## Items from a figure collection

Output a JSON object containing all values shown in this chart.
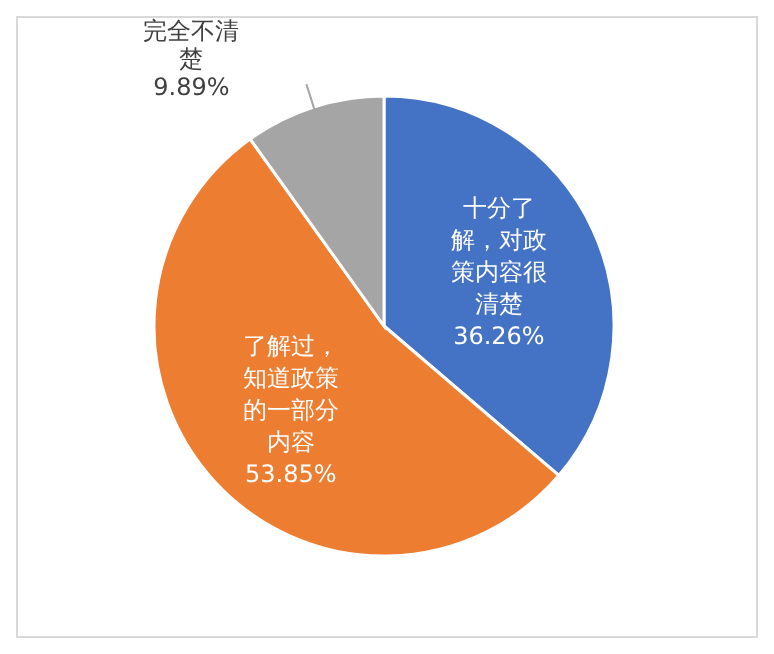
{
  "chart_data": {
    "type": "pie",
    "categories": [
      "十分了解，对政策内容很清楚",
      "了解过，知道政策的一部分内容",
      "完全不清楚"
    ],
    "values": [
      36.26,
      53.85,
      9.89
    ],
    "value_labels": [
      "36.26%",
      "53.85%",
      "9.89%"
    ],
    "colors": [
      "#4472c4",
      "#ed7d31",
      "#a5a5a5"
    ]
  }
}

## Given exercise
Set down every entry word for word, but omit the pictures.

## Complete answer
Output a JSON object containing all values shown in this chart.
{
  "chart_data": {
    "type": "pie",
    "categories": [
      "十分了解，对政策内容很清楚",
      "了解过，知道政策的一部分内容",
      "完全不清楚"
    ],
    "values": [
      36.26,
      53.85,
      9.89
    ],
    "value_labels": [
      "36.26%",
      "53.85%",
      "9.89%"
    ],
    "colors": [
      "#4472c4",
      "#ed7d31",
      "#a5a5a5"
    ]
  }
}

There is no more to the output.